[A run of records]
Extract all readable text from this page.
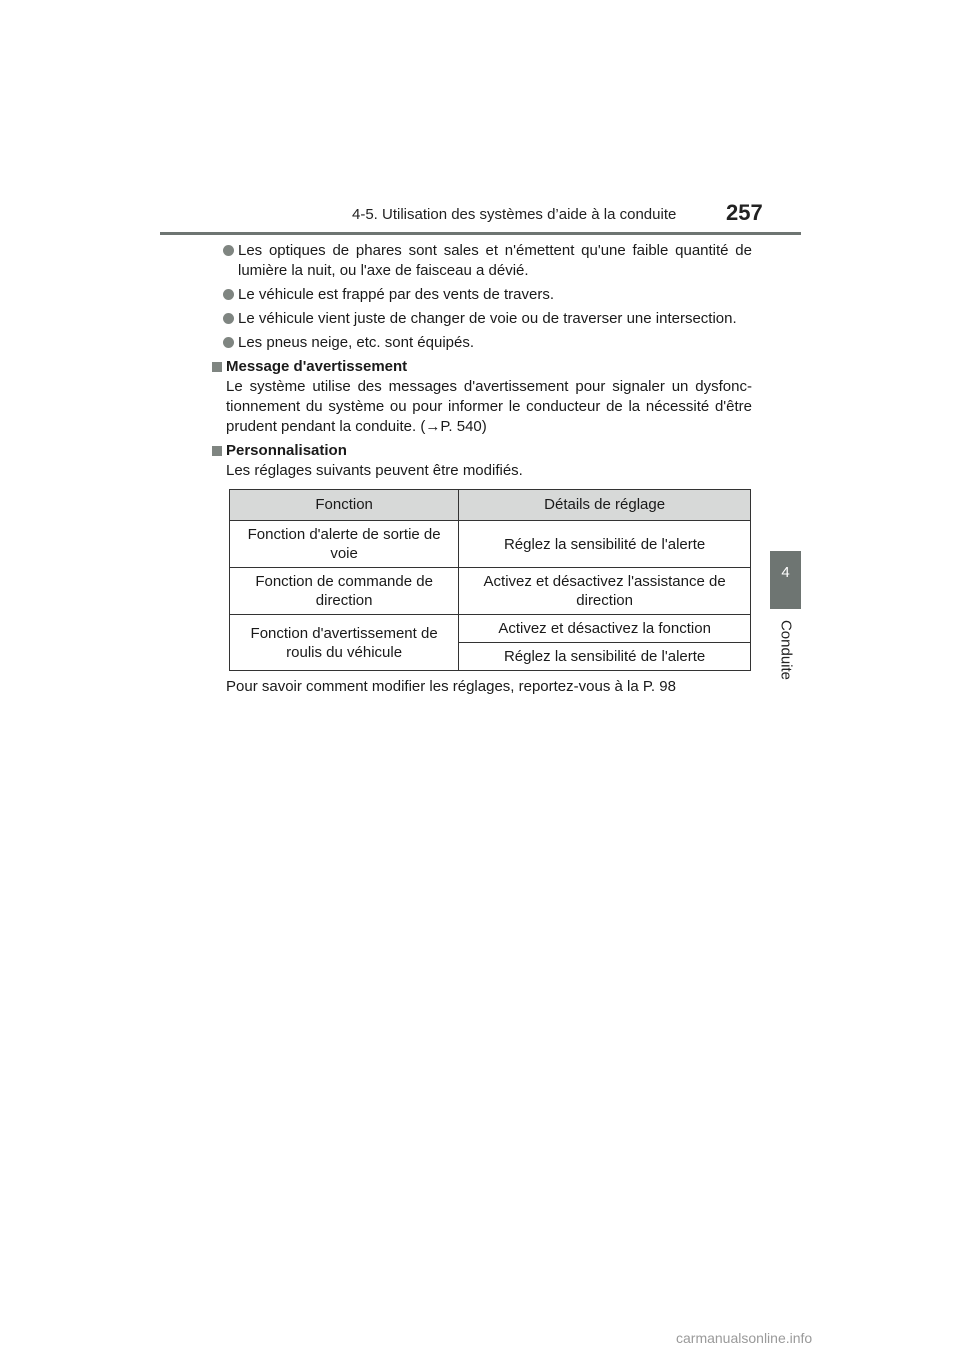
4-5. Utilisation des systèmes d’aide à la conduite 257
4
Conduite
Les optiques de phares sont sales et n'émettent qu'une faible quantité de lumière la nuit, ou l'axe de faisceau a dévié.
Le véhicule est frappé par des vents de travers.
Le véhicule vient juste de changer de voie ou de traverser une intersection.
Les pneus neige, etc. sont équipés.
Message d'avertissement
Le système utilise des messages d'avertissement pour signaler un dysfonc-tionnement du système ou pour informer le conducteur de la nécessité d'être prudent pendant la conduite. (→P. 540)
Personnalisation
Les réglages suivants peuvent être modifiés.
Fonction	Détails de réglage
Fonction d'alerte de sortie de voie	Réglez la sensibilité de l'alerte
Fonction de commande de direction	Activez et désactivez l'assistance de direction
Fonction d'avertissement de roulis du véhicule	Activez et désactivez la fonction
	Réglez la sensibilité de l'alerte
Pour savoir comment modifier les réglages, reportez-vous à la P. 98
carmanualsonline.info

WHAT IS REQUIRED: Reproduce the data verbatim. Do not carry any picture into the copy.

FINAL RESULT:
Extract all readable text from this page.
4-5. Utilisation des systèmes d’aide à la conduite 257
4
Conduite
Les optiques de phares sont sales et n'émettent qu'une faible quantité de lumière la nuit, ou l'axe de faisceau a dévié.
Le véhicule est frappé par des vents de travers.
Le véhicule vient juste de changer de voie ou de traverser une intersection.
Les pneus neige, etc. sont équipés.
Message d'avertissement
Le système utilise des messages d'avertissement pour signaler un dysfonc-tionnement du système ou pour informer le conducteur de la nécessité d'être prudent pendant la conduite. (→P. 540)
Personnalisation
Les réglages suivants peuvent être modifiés.
Fonction	Détails de réglage
Fonction d'alerte de sortie de voie	Réglez la sensibilité de l'alerte
Fonction de commande de direction	Activez et désactivez l'assistance de direction
Fonction d'avertissement de roulis du véhicule	Activez et désactivez la fonction
	Réglez la sensibilité de l'alerte
Pour savoir comment modifier les réglages, reportez-vous à la P. 98
carmanualsonline.info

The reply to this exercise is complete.